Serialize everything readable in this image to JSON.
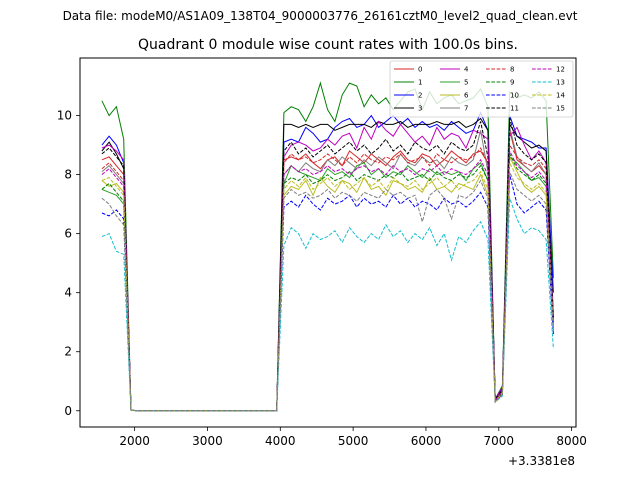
{
  "suptitle": "Data file: modeM0/AS1A09_138T04_9000003776_26161cztM0_level2_quad_clean.evt",
  "chart_data": {
    "type": "line",
    "title": "Quadrant 0 module wise count rates with 100.0s bins.",
    "xlabel": "",
    "ylabel": "",
    "x_offset_label": "+3.3381e8",
    "xlim": [
      1250,
      8060
    ],
    "ylim": [
      -0.55,
      11.95
    ],
    "xticks": [
      2000,
      3000,
      4000,
      5000,
      6000,
      7000,
      8000
    ],
    "yticks": [
      0,
      2,
      4,
      6,
      8,
      10
    ],
    "grid": false,
    "legend_position": "top-right",
    "x": [
      1550,
      1650,
      1750,
      1850,
      1950,
      2050,
      2150,
      2250,
      2350,
      2450,
      2550,
      2650,
      2750,
      2850,
      2950,
      3050,
      3150,
      3250,
      3350,
      3450,
      3550,
      3650,
      3750,
      3850,
      3950,
      4050,
      4150,
      4250,
      4350,
      4450,
      4550,
      4650,
      4750,
      4850,
      4950,
      5050,
      5150,
      5250,
      5350,
      5450,
      5550,
      5650,
      5750,
      5850,
      5950,
      6050,
      6150,
      6250,
      6350,
      6450,
      6550,
      6650,
      6750,
      6850,
      6950,
      7050,
      7150,
      7250,
      7350,
      7450,
      7550,
      7650,
      7750
    ],
    "series": [
      {
        "name": "0",
        "color": "#d62728",
        "dash": "solid",
        "values": [
          8.5,
          8.6,
          8.3,
          8.0,
          0.02,
          0,
          0,
          0,
          0,
          0,
          0,
          0,
          0,
          0,
          0,
          0,
          0,
          0,
          0,
          0,
          0,
          0,
          0,
          0,
          0,
          8.5,
          8.6,
          8.5,
          8.7,
          8.4,
          8.2,
          8.5,
          8.6,
          8.3,
          8.8,
          8.6,
          8.4,
          8.7,
          8.5,
          8.3,
          8.6,
          8.8,
          8.5,
          8.4,
          8.7,
          8.6,
          8.3,
          8.5,
          8.8,
          8.6,
          8.4,
          8.7,
          8.8,
          8.4,
          0.35,
          0.65,
          9.5,
          8.5,
          8.3,
          8.1,
          8.3,
          8.0,
          3.0
        ]
      },
      {
        "name": "1",
        "color": "#008000",
        "dash": "solid",
        "values": [
          10.5,
          10.0,
          10.3,
          9.2,
          0.02,
          0,
          0,
          0,
          0,
          0,
          0,
          0,
          0,
          0,
          0,
          0,
          0,
          0,
          0,
          0,
          0,
          0,
          0,
          0,
          0,
          10.1,
          10.3,
          10.2,
          9.8,
          10.3,
          11.1,
          10.2,
          9.8,
          10.7,
          11.1,
          11.0,
          10.3,
          10.7,
          10.4,
          10.6,
          10.2,
          10.5,
          10.8,
          10.9,
          10.2,
          10.8,
          10.4,
          10.6,
          10.7,
          10.4,
          10.5,
          10.6,
          10.9,
          10.3,
          0.4,
          0.85,
          10.8,
          10.6,
          10.7,
          10.6,
          10.8,
          10.5,
          4.5
        ]
      },
      {
        "name": "2",
        "color": "#0000ff",
        "dash": "solid",
        "values": [
          9.0,
          9.3,
          9.0,
          8.4,
          0.02,
          0,
          0,
          0,
          0,
          0,
          0,
          0,
          0,
          0,
          0,
          0,
          0,
          0,
          0,
          0,
          0,
          0,
          0,
          0,
          0,
          9.1,
          9.2,
          9.1,
          9.6,
          9.4,
          9.1,
          9.2,
          9.6,
          9.8,
          9.9,
          9.6,
          9.7,
          10.0,
          9.6,
          9.8,
          10.0,
          9.7,
          9.9,
          9.6,
          9.8,
          9.6,
          9.7,
          9.5,
          9.8,
          9.6,
          9.4,
          9.5,
          10.1,
          9.5,
          0.4,
          0.75,
          10.0,
          9.3,
          9.2,
          9.1,
          8.9,
          8.9,
          4.0
        ]
      },
      {
        "name": "3",
        "color": "#000000",
        "dash": "solid",
        "values": [
          8.8,
          9.1,
          8.7,
          8.2,
          0.02,
          0,
          0,
          0,
          0,
          0,
          0,
          0,
          0,
          0,
          0,
          0,
          0,
          0,
          0,
          0,
          0,
          0,
          0,
          0,
          0,
          9.7,
          9.7,
          9.6,
          9.7,
          9.6,
          9.7,
          9.7,
          9.5,
          9.6,
          9.7,
          9.7,
          9.7,
          9.6,
          9.8,
          9.7,
          9.7,
          9.8,
          9.6,
          9.7,
          9.7,
          9.7,
          9.8,
          9.7,
          9.7,
          9.8,
          9.6,
          9.7,
          9.9,
          9.5,
          0.4,
          0.7,
          9.7,
          9.3,
          9.1,
          8.9,
          9.0,
          8.8,
          3.2
        ]
      },
      {
        "name": "4",
        "color": "#bf00bf",
        "dash": "solid",
        "values": [
          8.9,
          9.0,
          8.8,
          8.5,
          0.02,
          0,
          0,
          0,
          0,
          0,
          0,
          0,
          0,
          0,
          0,
          0,
          0,
          0,
          0,
          0,
          0,
          0,
          0,
          0,
          0,
          8.6,
          9.0,
          9.1,
          9.0,
          8.8,
          8.9,
          9.2,
          9.0,
          9.3,
          9.4,
          8.9,
          9.6,
          9.2,
          9.8,
          9.5,
          9.3,
          9.7,
          9.4,
          9.1,
          9.3,
          9.0,
          9.6,
          9.2,
          9.4,
          9.3,
          8.9,
          9.5,
          9.4,
          9.2,
          0.4,
          0.8,
          9.3,
          9.6,
          9.0,
          8.5,
          8.8,
          8.4,
          3.1
        ]
      },
      {
        "name": "5",
        "color": "#2ca02c",
        "dash": "solid",
        "values": [
          7.5,
          7.4,
          7.3,
          7.0,
          0.02,
          0,
          0,
          0,
          0,
          0,
          0,
          0,
          0,
          0,
          0,
          0,
          0,
          0,
          0,
          0,
          0,
          0,
          0,
          0,
          0,
          7.7,
          8.3,
          8.1,
          8.0,
          7.9,
          7.8,
          8.2,
          8.0,
          8.1,
          7.9,
          8.3,
          8.4,
          8.0,
          8.2,
          7.9,
          8.1,
          8.0,
          8.3,
          8.1,
          7.9,
          8.2,
          8.0,
          8.1,
          8.0,
          8.1,
          7.8,
          8.2,
          8.4,
          7.8,
          0.35,
          0.65,
          8.6,
          8.4,
          8.1,
          7.8,
          7.9,
          7.6,
          3.0
        ]
      },
      {
        "name": "6",
        "color": "#bcbd22",
        "dash": "solid",
        "values": [
          7.8,
          7.6,
          7.7,
          7.4,
          0.02,
          0,
          0,
          0,
          0,
          0,
          0,
          0,
          0,
          0,
          0,
          0,
          0,
          0,
          0,
          0,
          0,
          0,
          0,
          0,
          0,
          7.3,
          7.6,
          7.5,
          7.8,
          7.3,
          7.9,
          7.6,
          7.4,
          7.8,
          7.7,
          7.4,
          7.9,
          7.5,
          7.6,
          7.3,
          7.8,
          7.7,
          7.5,
          7.6,
          7.4,
          7.9,
          7.5,
          7.6,
          7.4,
          7.7,
          7.6,
          7.5,
          8.0,
          7.3,
          0.3,
          0.6,
          8.6,
          8.1,
          7.6,
          7.4,
          7.6,
          7.3,
          2.8
        ]
      },
      {
        "name": "7",
        "color": "#7f7f7f",
        "dash": "solid",
        "values": [
          8.1,
          8.3,
          8.0,
          7.7,
          0.02,
          0,
          0,
          0,
          0,
          0,
          0,
          0,
          0,
          0,
          0,
          0,
          0,
          0,
          0,
          0,
          0,
          0,
          0,
          0,
          0,
          8.0,
          8.3,
          8.1,
          8.4,
          8.2,
          8.1,
          8.5,
          8.3,
          8.6,
          8.4,
          8.2,
          8.5,
          8.3,
          8.6,
          8.4,
          8.2,
          8.7,
          8.4,
          8.3,
          8.6,
          8.4,
          8.5,
          8.2,
          8.6,
          8.4,
          8.3,
          8.5,
          9.5,
          8.1,
          0.35,
          0.7,
          9.6,
          8.6,
          8.3,
          8.1,
          8.4,
          8.0,
          3.1
        ]
      },
      {
        "name": "8",
        "color": "#d62728",
        "dash": "dashed",
        "values": [
          8.2,
          8.4,
          8.1,
          7.8,
          0.02,
          0,
          0,
          0,
          0,
          0,
          0,
          0,
          0,
          0,
          0,
          0,
          0,
          0,
          0,
          0,
          0,
          0,
          0,
          0,
          0,
          8.4,
          8.7,
          8.5,
          8.6,
          8.4,
          8.5,
          8.7,
          8.5,
          8.3,
          8.6,
          8.4,
          8.7,
          8.5,
          8.4,
          8.6,
          8.5,
          8.7,
          8.4,
          8.5,
          8.6,
          8.3,
          8.7,
          8.5,
          8.4,
          8.6,
          8.5,
          8.6,
          8.9,
          8.4,
          0.35,
          0.65,
          9.0,
          8.6,
          8.4,
          8.3,
          8.5,
          8.2,
          3.0
        ]
      },
      {
        "name": "9",
        "color": "#008000",
        "dash": "dashed",
        "values": [
          7.5,
          7.7,
          7.4,
          7.1,
          0.02,
          0,
          0,
          0,
          0,
          0,
          0,
          0,
          0,
          0,
          0,
          0,
          0,
          0,
          0,
          0,
          0,
          0,
          0,
          0,
          0,
          7.7,
          7.9,
          7.8,
          8.0,
          7.7,
          7.8,
          8.0,
          7.8,
          7.9,
          8.1,
          7.8,
          8.0,
          7.9,
          7.8,
          8.0,
          7.9,
          8.1,
          7.8,
          7.9,
          8.0,
          7.8,
          8.1,
          7.9,
          7.8,
          8.0,
          7.9,
          8.0,
          8.3,
          7.8,
          0.35,
          0.6,
          8.7,
          8.2,
          8.0,
          7.8,
          8.0,
          7.7,
          2.9
        ]
      },
      {
        "name": "10",
        "color": "#0000ff",
        "dash": "dashed",
        "values": [
          6.7,
          6.6,
          6.8,
          6.5,
          0.02,
          0,
          0,
          0,
          0,
          0,
          0,
          0,
          0,
          0,
          0,
          0,
          0,
          0,
          0,
          0,
          0,
          0,
          0,
          0,
          0,
          6.9,
          7.1,
          6.9,
          7.3,
          7.0,
          6.8,
          7.2,
          7.0,
          7.1,
          7.3,
          6.9,
          7.2,
          7.0,
          7.1,
          6.9,
          7.3,
          7.0,
          7.2,
          6.9,
          7.1,
          7.0,
          6.8,
          7.2,
          7.0,
          7.1,
          6.9,
          7.1,
          7.4,
          6.9,
          0.3,
          0.55,
          8.0,
          7.0,
          6.7,
          6.9,
          7.1,
          6.8,
          2.6
        ]
      },
      {
        "name": "11",
        "color": "#000000",
        "dash": "dashed",
        "values": [
          8.7,
          8.9,
          8.6,
          8.3,
          0.02,
          0,
          0,
          0,
          0,
          0,
          0,
          0,
          0,
          0,
          0,
          0,
          0,
          0,
          0,
          0,
          0,
          0,
          0,
          0,
          0,
          8.8,
          9.1,
          8.7,
          8.9,
          8.6,
          8.8,
          9.0,
          8.7,
          8.9,
          9.1,
          8.8,
          9.0,
          8.7,
          8.9,
          9.2,
          8.8,
          9.0,
          8.7,
          9.1,
          8.9,
          8.8,
          9.0,
          8.7,
          9.1,
          8.9,
          8.8,
          9.0,
          9.8,
          8.6,
          0.4,
          0.7,
          9.9,
          9.0,
          8.7,
          8.5,
          8.7,
          8.4,
          3.1
        ]
      },
      {
        "name": "12",
        "color": "#bf00bf",
        "dash": "dashed",
        "values": [
          8.0,
          8.2,
          7.9,
          7.6,
          0.02,
          0,
          0,
          0,
          0,
          0,
          0,
          0,
          0,
          0,
          0,
          0,
          0,
          0,
          0,
          0,
          0,
          0,
          0,
          0,
          0,
          8.0,
          8.3,
          8.1,
          8.2,
          8.0,
          8.1,
          8.3,
          8.1,
          8.2,
          8.0,
          8.2,
          8.3,
          8.1,
          8.2,
          8.0,
          8.3,
          8.1,
          8.2,
          8.0,
          8.2,
          8.1,
          8.3,
          8.0,
          8.2,
          8.1,
          8.0,
          8.2,
          8.5,
          8.0,
          0.35,
          0.65,
          8.8,
          8.3,
          8.1,
          7.9,
          8.1,
          7.8,
          3.0
        ]
      },
      {
        "name": "13",
        "color": "#17becf",
        "dash": "dashed",
        "values": [
          5.9,
          6.0,
          5.4,
          5.3,
          0.02,
          0,
          0,
          0,
          0,
          0,
          0,
          0,
          0,
          0,
          0,
          0,
          0,
          0,
          0,
          0,
          0,
          0,
          0,
          0,
          0,
          5.6,
          6.2,
          6.0,
          5.5,
          6.0,
          5.8,
          5.9,
          6.1,
          5.7,
          6.2,
          5.9,
          5.7,
          6.0,
          5.8,
          6.3,
          5.9,
          6.1,
          5.7,
          6.0,
          5.8,
          6.2,
          5.6,
          6.0,
          5.1,
          5.9,
          5.7,
          6.1,
          6.4,
          5.8,
          0.3,
          0.5,
          7.2,
          6.5,
          6.0,
          6.2,
          6.1,
          5.8,
          2.1
        ]
      },
      {
        "name": "14",
        "color": "#bcbd22",
        "dash": "dashed",
        "values": [
          7.8,
          7.9,
          7.6,
          7.3,
          0.02,
          0,
          0,
          0,
          0,
          0,
          0,
          0,
          0,
          0,
          0,
          0,
          0,
          0,
          0,
          0,
          0,
          0,
          0,
          0,
          0,
          7.5,
          7.8,
          7.6,
          7.9,
          7.5,
          7.7,
          7.9,
          7.6,
          7.8,
          7.5,
          7.7,
          7.9,
          7.6,
          7.8,
          7.5,
          7.9,
          7.7,
          7.6,
          7.8,
          7.5,
          7.7,
          7.9,
          7.6,
          7.8,
          7.5,
          7.7,
          7.8,
          8.1,
          7.5,
          0.3,
          0.6,
          8.4,
          7.9,
          7.7,
          7.5,
          7.7,
          7.4,
          2.8
        ]
      },
      {
        "name": "15",
        "color": "#7f7f7f",
        "dash": "dashed",
        "values": [
          7.2,
          7.0,
          6.6,
          6.3,
          0.02,
          0,
          0,
          0,
          0,
          0,
          0,
          0,
          0,
          0,
          0,
          0,
          0,
          0,
          0,
          0,
          0,
          0,
          0,
          0,
          0,
          7.2,
          7.5,
          7.3,
          7.4,
          7.2,
          7.3,
          7.5,
          7.2,
          7.4,
          7.3,
          7.1,
          7.4,
          7.3,
          7.2,
          7.5,
          7.3,
          7.4,
          7.2,
          7.3,
          6.4,
          7.3,
          7.5,
          7.2,
          6.5,
          7.3,
          7.2,
          7.4,
          7.8,
          7.2,
          0.3,
          0.55,
          8.1,
          7.5,
          7.3,
          7.1,
          7.3,
          7.0,
          2.7
        ]
      }
    ]
  }
}
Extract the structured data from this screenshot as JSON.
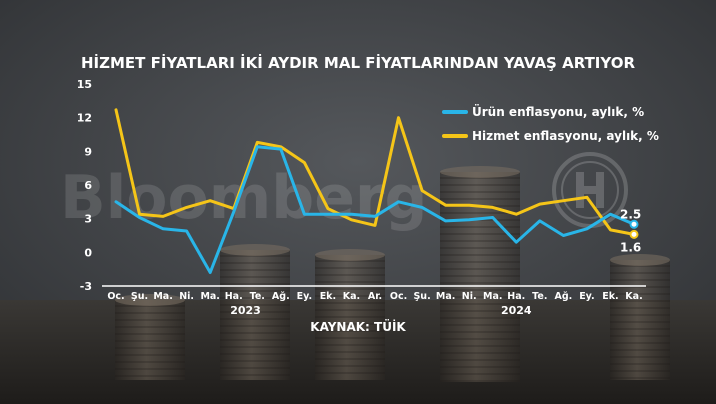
################
PROBLEM STATEMENT
Check each line of the entries for the string "this". Copy the lines that have it.

WRITTEN RESPONSE
Serialize everything readable in this image to JSON.
Extract the structured data from this screenshot as JSON.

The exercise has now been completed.